Dataset excerpts |
· · ·

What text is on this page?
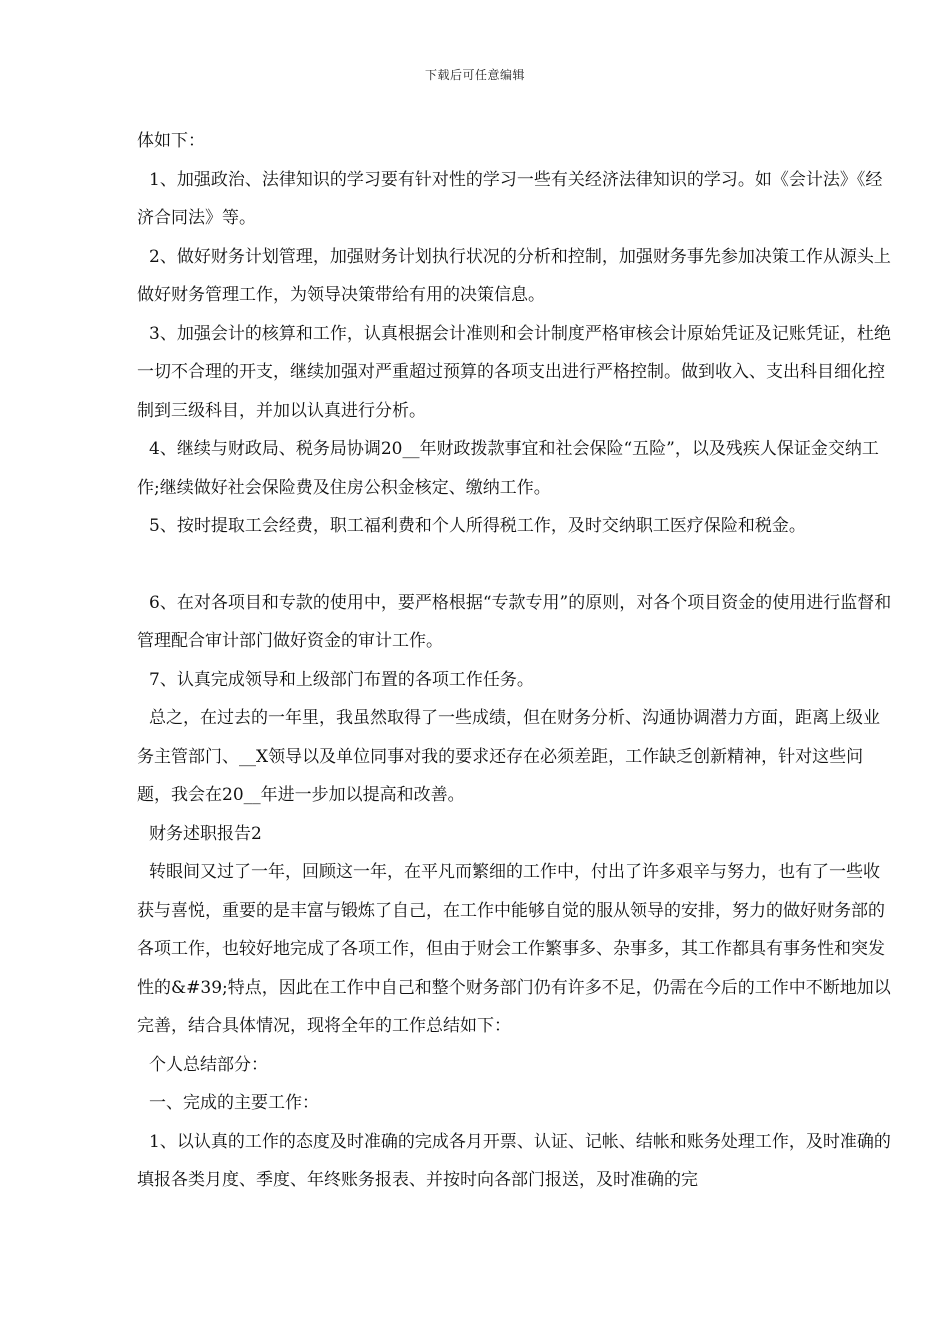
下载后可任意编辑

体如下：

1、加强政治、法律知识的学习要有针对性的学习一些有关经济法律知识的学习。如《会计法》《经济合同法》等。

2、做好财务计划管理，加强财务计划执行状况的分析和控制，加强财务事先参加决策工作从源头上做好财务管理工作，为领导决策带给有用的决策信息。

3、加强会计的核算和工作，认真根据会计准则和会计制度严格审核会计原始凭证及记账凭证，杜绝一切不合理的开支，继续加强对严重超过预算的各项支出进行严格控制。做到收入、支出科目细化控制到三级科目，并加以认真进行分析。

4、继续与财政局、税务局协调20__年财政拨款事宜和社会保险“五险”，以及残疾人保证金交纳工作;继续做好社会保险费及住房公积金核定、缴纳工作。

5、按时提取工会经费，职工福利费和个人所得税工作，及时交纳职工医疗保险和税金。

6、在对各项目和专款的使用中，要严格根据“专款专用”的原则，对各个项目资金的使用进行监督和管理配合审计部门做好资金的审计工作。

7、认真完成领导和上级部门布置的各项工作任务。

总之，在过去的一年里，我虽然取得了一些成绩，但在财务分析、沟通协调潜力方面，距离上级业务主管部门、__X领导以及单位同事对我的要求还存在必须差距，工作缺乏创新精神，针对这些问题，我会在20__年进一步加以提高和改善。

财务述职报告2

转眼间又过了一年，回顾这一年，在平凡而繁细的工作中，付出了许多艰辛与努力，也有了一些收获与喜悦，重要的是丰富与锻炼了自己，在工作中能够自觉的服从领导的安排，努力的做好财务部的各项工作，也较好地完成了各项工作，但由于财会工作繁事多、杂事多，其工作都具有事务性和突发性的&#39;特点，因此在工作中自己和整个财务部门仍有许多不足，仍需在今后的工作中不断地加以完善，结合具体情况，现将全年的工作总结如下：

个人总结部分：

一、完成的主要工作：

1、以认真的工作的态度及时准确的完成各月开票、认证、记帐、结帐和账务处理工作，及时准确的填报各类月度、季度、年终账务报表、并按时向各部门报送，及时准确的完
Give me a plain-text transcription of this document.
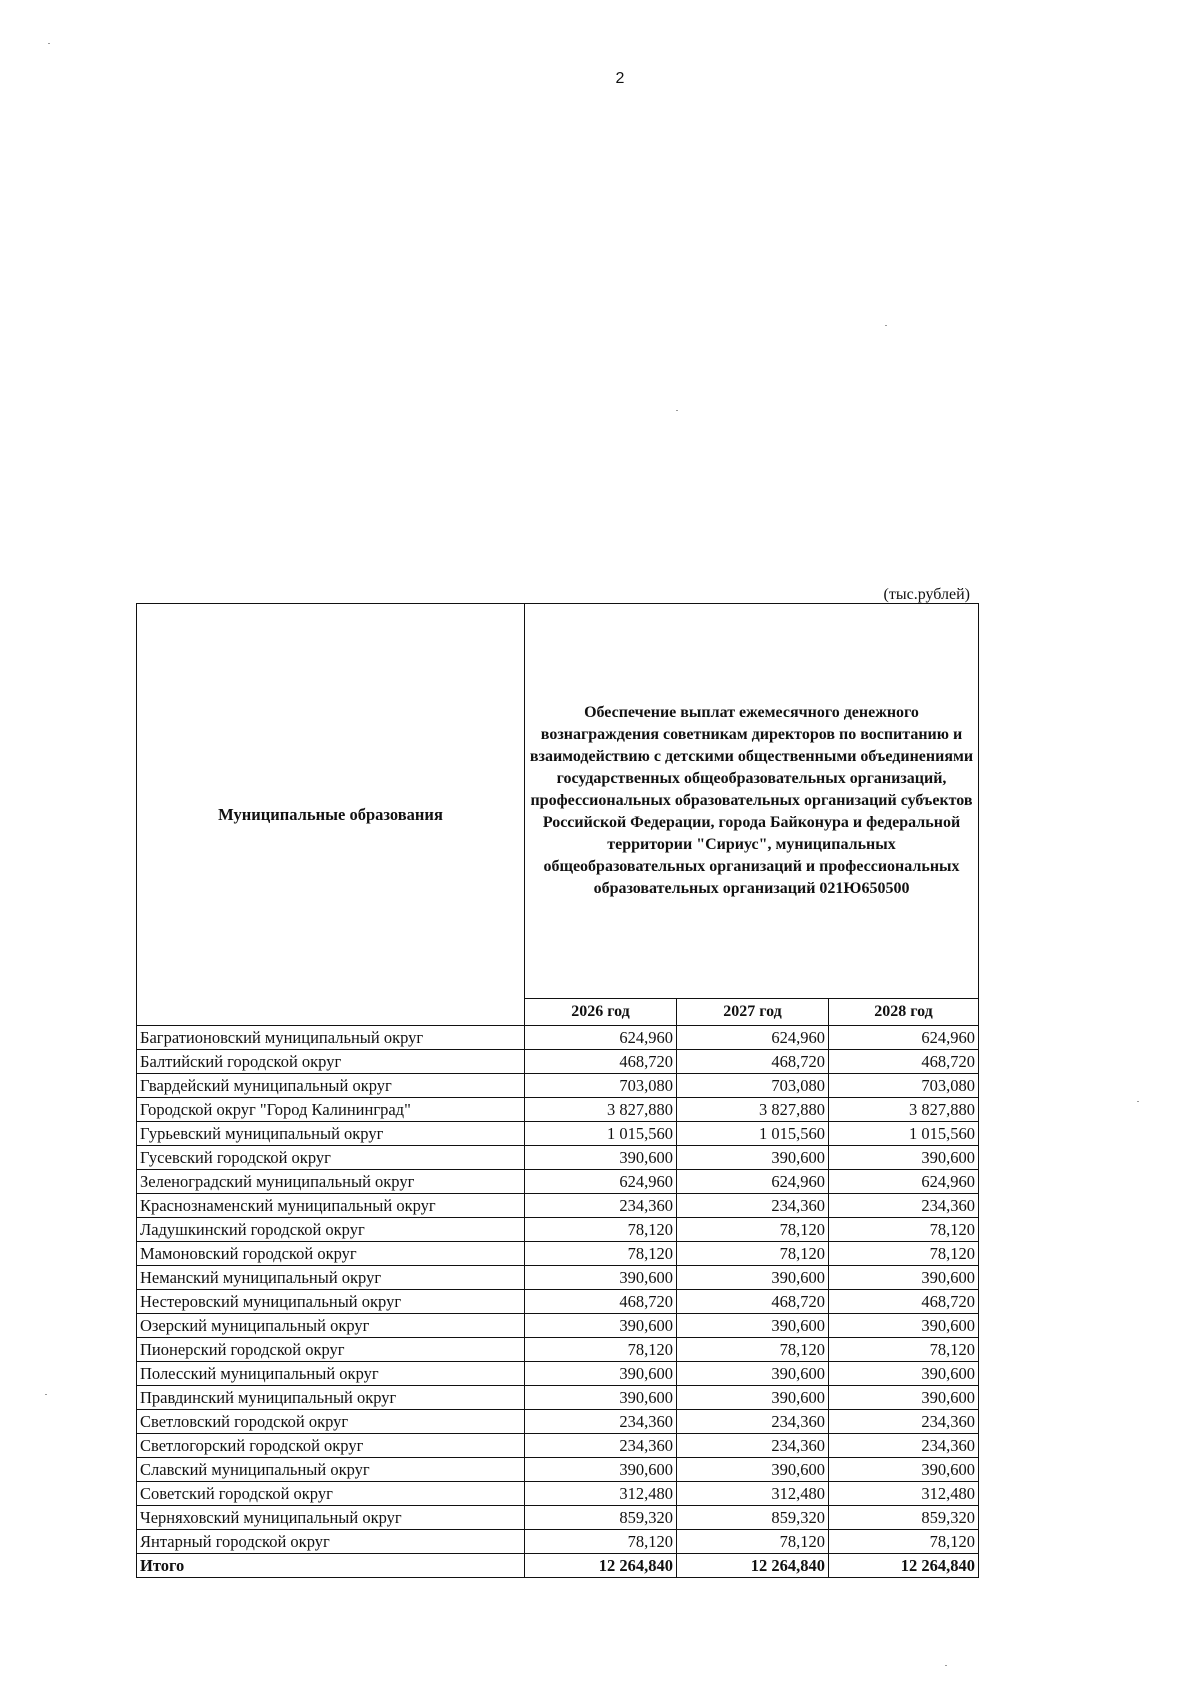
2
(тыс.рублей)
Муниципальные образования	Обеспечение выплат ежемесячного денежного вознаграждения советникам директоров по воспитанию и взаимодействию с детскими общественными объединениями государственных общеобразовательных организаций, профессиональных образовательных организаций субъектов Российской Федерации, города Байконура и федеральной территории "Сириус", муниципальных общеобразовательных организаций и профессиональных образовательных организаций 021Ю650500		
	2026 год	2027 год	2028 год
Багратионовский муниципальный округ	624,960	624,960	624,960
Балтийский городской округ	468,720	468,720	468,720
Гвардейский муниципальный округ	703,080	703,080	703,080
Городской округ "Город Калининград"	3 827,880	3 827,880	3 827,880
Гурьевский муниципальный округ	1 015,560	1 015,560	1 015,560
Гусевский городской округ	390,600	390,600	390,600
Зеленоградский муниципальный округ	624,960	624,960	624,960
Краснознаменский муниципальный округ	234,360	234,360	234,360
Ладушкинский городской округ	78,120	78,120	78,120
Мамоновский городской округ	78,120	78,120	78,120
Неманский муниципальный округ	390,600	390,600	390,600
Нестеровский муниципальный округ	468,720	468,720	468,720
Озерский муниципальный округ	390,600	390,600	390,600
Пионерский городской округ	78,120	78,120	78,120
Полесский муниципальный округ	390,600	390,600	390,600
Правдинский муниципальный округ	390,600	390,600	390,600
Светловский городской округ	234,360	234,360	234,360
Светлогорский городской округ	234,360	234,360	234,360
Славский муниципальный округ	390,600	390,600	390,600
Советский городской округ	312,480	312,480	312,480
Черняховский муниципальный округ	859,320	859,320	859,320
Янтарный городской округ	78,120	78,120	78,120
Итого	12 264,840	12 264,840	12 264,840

· · ·

What to produce | Pull out every line above that holds the word "text".

Written response |
What text is on this page?
Give me a plain-text transcription of this document.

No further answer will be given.